/---
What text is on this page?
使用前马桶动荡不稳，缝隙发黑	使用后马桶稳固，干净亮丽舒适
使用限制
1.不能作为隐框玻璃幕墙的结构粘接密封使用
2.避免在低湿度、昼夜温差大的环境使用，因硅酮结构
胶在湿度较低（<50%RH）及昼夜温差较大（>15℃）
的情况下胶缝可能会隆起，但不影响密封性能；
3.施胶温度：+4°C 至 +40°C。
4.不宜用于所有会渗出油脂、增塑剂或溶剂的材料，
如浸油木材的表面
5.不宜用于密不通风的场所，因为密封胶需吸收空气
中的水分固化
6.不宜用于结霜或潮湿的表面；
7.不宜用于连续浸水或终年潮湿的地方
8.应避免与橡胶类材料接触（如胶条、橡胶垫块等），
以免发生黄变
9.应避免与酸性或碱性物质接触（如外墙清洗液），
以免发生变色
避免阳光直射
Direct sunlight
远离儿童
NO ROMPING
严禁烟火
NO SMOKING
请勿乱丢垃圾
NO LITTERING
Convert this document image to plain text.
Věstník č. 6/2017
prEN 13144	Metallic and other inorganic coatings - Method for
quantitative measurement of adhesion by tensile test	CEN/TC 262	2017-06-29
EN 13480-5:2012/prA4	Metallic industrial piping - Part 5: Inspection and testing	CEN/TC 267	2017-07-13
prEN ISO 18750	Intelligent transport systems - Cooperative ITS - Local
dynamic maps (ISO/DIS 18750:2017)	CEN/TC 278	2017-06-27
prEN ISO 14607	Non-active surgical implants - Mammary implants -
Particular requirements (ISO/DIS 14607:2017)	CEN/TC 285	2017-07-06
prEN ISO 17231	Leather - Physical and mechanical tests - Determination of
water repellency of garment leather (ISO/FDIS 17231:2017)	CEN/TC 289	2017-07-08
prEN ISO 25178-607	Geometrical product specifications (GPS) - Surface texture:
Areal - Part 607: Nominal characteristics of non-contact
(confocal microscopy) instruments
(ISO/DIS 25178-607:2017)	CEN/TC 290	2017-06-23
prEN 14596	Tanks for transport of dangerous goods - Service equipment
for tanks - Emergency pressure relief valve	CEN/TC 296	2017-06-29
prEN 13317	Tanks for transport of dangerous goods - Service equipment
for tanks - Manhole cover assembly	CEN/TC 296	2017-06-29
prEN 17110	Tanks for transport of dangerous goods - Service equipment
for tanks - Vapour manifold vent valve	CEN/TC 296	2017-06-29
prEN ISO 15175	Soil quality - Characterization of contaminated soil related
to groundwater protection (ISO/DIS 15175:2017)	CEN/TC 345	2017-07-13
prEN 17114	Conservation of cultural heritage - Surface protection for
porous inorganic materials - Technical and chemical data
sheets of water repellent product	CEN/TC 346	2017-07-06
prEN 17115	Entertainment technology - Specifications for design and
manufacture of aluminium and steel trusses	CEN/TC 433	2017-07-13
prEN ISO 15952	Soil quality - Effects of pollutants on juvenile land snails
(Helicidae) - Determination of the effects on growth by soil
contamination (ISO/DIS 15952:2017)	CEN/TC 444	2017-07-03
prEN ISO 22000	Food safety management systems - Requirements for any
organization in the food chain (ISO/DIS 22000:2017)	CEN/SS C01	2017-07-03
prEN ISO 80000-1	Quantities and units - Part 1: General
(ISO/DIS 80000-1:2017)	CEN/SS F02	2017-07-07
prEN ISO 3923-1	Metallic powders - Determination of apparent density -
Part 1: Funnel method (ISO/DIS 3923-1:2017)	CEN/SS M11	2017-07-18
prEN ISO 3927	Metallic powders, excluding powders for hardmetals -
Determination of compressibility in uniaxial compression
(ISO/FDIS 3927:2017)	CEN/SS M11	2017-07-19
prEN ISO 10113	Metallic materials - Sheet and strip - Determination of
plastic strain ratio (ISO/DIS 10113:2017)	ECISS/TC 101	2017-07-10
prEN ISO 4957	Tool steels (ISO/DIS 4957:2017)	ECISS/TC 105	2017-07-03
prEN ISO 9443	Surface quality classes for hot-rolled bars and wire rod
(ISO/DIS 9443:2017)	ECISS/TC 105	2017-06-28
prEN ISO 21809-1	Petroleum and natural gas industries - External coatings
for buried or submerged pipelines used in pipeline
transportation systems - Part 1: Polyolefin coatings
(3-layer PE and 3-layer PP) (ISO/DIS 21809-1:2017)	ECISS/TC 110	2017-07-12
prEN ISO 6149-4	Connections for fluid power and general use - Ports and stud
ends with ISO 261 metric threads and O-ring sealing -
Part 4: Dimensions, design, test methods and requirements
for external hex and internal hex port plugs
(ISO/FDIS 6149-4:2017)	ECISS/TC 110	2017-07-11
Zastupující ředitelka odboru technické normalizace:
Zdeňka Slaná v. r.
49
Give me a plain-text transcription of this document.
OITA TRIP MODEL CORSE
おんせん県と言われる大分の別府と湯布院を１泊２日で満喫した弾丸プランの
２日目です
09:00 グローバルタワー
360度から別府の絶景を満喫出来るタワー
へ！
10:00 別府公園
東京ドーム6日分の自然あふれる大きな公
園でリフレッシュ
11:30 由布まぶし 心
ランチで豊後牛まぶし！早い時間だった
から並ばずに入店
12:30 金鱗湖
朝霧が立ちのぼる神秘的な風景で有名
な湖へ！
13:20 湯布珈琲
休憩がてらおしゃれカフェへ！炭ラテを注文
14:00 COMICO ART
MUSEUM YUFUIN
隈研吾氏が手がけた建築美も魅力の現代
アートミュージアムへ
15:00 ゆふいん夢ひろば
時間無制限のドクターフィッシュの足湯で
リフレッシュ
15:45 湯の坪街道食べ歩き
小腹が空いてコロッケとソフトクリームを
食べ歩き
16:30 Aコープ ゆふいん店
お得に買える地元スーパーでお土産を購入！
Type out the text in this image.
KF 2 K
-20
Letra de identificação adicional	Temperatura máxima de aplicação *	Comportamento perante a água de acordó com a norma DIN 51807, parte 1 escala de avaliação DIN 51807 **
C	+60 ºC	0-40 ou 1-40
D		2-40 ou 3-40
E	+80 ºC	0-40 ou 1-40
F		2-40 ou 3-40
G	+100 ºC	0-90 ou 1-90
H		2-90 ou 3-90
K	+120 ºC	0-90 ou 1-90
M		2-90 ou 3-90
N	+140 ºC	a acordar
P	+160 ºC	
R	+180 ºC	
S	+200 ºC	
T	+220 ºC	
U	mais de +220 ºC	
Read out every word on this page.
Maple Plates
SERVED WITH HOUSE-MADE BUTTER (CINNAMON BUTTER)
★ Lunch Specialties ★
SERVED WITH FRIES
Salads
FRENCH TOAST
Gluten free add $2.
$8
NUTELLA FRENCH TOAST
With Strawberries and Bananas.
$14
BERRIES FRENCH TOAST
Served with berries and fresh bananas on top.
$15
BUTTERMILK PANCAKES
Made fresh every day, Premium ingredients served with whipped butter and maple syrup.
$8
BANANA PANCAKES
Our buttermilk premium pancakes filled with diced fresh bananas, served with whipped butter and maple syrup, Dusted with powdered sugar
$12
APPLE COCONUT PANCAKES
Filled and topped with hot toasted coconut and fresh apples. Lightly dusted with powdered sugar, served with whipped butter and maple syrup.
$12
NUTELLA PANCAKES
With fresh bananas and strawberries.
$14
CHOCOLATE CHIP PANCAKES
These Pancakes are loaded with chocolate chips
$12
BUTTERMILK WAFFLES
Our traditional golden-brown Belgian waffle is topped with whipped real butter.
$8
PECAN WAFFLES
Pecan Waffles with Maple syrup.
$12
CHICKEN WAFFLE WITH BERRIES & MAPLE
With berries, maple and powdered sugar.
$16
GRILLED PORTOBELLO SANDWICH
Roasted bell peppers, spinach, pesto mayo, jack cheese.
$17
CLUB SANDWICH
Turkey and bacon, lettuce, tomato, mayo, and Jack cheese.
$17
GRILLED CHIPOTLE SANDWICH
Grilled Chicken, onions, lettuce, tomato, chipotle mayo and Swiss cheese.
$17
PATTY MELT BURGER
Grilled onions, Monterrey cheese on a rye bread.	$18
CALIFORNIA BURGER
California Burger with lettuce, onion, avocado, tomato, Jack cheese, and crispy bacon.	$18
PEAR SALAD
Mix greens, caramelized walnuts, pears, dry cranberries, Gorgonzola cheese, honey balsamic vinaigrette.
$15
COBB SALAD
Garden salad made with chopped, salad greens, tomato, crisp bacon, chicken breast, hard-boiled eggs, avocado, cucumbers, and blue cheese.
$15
\---
Locate the word "FDIS" in the records above, and return each line that has it.

water repellency of garment leather (ISO/FDIS 17231:2017)	CEN/TC 289	2017-07-08
(ISO/FDIS 3927:2017)	CEN/SS M11	2017-07-19
(ISO/FDIS 6149-4:2017)	ECISS/TC 110	2017-07-11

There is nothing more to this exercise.